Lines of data

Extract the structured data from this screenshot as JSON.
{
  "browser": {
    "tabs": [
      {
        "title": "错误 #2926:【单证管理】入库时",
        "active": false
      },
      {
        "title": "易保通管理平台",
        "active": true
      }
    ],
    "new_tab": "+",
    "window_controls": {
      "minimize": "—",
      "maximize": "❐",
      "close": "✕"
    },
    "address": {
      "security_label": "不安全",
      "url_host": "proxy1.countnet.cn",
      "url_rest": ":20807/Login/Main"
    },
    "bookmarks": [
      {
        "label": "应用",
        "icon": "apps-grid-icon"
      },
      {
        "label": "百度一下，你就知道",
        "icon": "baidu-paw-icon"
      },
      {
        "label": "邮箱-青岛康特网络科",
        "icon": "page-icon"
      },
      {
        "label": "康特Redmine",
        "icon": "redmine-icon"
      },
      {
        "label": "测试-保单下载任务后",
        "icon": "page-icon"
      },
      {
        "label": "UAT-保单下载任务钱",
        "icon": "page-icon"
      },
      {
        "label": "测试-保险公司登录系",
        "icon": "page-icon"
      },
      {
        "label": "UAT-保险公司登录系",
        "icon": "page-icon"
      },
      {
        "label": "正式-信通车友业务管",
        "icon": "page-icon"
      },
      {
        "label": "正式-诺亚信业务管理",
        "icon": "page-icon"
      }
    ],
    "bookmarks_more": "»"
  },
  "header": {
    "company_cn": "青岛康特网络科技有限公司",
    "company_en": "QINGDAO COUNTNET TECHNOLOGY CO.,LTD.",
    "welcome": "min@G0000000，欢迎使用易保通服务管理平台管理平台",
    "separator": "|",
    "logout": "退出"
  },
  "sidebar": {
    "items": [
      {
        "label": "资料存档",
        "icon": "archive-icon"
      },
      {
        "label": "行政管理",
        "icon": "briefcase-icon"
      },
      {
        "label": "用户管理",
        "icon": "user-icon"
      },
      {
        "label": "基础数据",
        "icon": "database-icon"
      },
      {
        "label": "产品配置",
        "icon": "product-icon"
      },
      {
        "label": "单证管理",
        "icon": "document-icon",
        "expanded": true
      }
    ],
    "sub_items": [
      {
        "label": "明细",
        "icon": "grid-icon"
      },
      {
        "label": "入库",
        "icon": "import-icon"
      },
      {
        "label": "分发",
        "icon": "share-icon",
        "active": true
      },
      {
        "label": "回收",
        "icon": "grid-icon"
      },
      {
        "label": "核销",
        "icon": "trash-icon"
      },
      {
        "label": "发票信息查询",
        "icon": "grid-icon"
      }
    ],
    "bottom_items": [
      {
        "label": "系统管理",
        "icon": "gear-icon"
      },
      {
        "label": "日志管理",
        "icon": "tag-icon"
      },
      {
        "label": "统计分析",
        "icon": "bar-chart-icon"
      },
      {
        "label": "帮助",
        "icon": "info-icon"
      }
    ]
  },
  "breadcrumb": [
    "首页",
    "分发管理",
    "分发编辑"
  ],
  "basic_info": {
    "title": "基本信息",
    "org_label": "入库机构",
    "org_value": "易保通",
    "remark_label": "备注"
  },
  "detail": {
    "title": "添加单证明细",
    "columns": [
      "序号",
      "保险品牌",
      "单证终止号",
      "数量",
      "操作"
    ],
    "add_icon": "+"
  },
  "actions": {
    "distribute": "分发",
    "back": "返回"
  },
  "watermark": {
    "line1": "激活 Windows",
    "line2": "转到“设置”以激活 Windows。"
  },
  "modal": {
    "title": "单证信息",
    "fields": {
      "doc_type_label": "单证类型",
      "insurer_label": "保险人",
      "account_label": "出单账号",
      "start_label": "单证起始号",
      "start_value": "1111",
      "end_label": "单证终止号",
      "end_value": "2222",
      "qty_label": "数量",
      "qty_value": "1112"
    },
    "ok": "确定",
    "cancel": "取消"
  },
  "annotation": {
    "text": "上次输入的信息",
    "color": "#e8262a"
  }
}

## WORK TO DO
Repeat the material word for word, in full.

## SOLUTION
Extract the structured data from this screenshot as JSON.
{
  "browser": {
    "tabs": [
      {
        "title": "错误 #2926:【单证管理】入库时",
        "active": false
      },
      {
        "title": "易保通管理平台",
        "active": true
      }
    ],
    "new_tab": "+",
    "window_controls": {
      "minimize": "—",
      "maximize": "❐",
      "close": "✕"
    },
    "address": {
      "security_label": "不安全",
      "url_host": "proxy1.countnet.cn",
      "url_rest": ":20807/Login/Main"
    },
    "bookmarks": [
      {
        "label": "应用",
        "icon": "apps-grid-icon"
      },
      {
        "label": "百度一下，你就知道",
        "icon": "baidu-paw-icon"
      },
      {
        "label": "邮箱-青岛康特网络科",
        "icon": "page-icon"
      },
      {
        "label": "康特Redmine",
        "icon": "redmine-icon"
      },
      {
        "label": "测试-保单下载任务后",
        "icon": "page-icon"
      },
      {
        "label": "UAT-保单下载任务钱",
        "icon": "page-icon"
      },
      {
        "label": "测试-保险公司登录系",
        "icon": "page-icon"
      },
      {
        "label": "UAT-保险公司登录系",
        "icon": "page-icon"
      },
      {
        "label": "正式-信通车友业务管",
        "icon": "page-icon"
      },
      {
        "label": "正式-诺亚信业务管理",
        "icon": "page-icon"
      }
    ],
    "bookmarks_more": "»"
  },
  "header": {
    "company_cn": "青岛康特网络科技有限公司",
    "company_en": "QINGDAO COUNTNET TECHNOLOGY CO.,LTD.",
    "welcome": "min@G0000000，欢迎使用易保通服务管理平台管理平台",
    "separator": "|",
    "logout": "退出"
  },
  "sidebar": {
    "items": [
      {
        "label": "资料存档",
        "icon": "archive-icon"
      },
      {
        "label": "行政管理",
        "icon": "briefcase-icon"
      },
      {
        "label": "用户管理",
        "icon": "user-icon"
      },
      {
        "label": "基础数据",
        "icon": "database-icon"
      },
      {
        "label": "产品配置",
        "icon": "product-icon"
      },
      {
        "label": "单证管理",
        "icon": "document-icon",
        "expanded": true
      }
    ],
    "sub_items": [
      {
        "label": "明细",
        "icon": "grid-icon"
      },
      {
        "label": "入库",
        "icon": "import-icon"
      },
      {
        "label": "分发",
        "icon": "share-icon",
        "active": true
      },
      {
        "label": "回收",
        "icon": "grid-icon"
      },
      {
        "label": "核销",
        "icon": "trash-icon"
      },
      {
        "label": "发票信息查询",
        "icon": "grid-icon"
      }
    ],
    "bottom_items": [
      {
        "label": "系统管理",
        "icon": "gear-icon"
      },
      {
        "label": "日志管理",
        "icon": "tag-icon"
      },
      {
        "label": "统计分析",
        "icon": "bar-chart-icon"
      },
      {
        "label": "帮助",
        "icon": "info-icon"
      }
    ]
  },
  "breadcrumb": [
    "首页",
    "分发管理",
    "分发编辑"
  ],
  "basic_info": {
    "title": "基本信息",
    "org_label": "入库机构",
    "org_value": "易保通",
    "remark_label": "备注"
  },
  "detail": {
    "title": "添加单证明细",
    "columns": [
      "序号",
      "保险品牌",
      "单证终止号",
      "数量",
      "操作"
    ],
    "add_icon": "+"
  },
  "actions": {
    "distribute": "分发",
    "back": "返回"
  },
  "watermark": {
    "line1": "激活 Windows",
    "line2": "转到“设置”以激活 Windows。"
  },
  "modal": {
    "title": "单证信息",
    "fields": {
      "doc_type_label": "单证类型",
      "insurer_label": "保险人",
      "account_label": "出单账号",
      "start_label": "单证起始号",
      "start_value": "1111",
      "end_label": "单证终止号",
      "end_value": "2222",
      "qty_label": "数量",
      "qty_value": "1112"
    },
    "ok": "确定",
    "cancel": "取消"
  },
  "annotation": {
    "text": "上次输入的信息",
    "color": "#e8262a"
  }
}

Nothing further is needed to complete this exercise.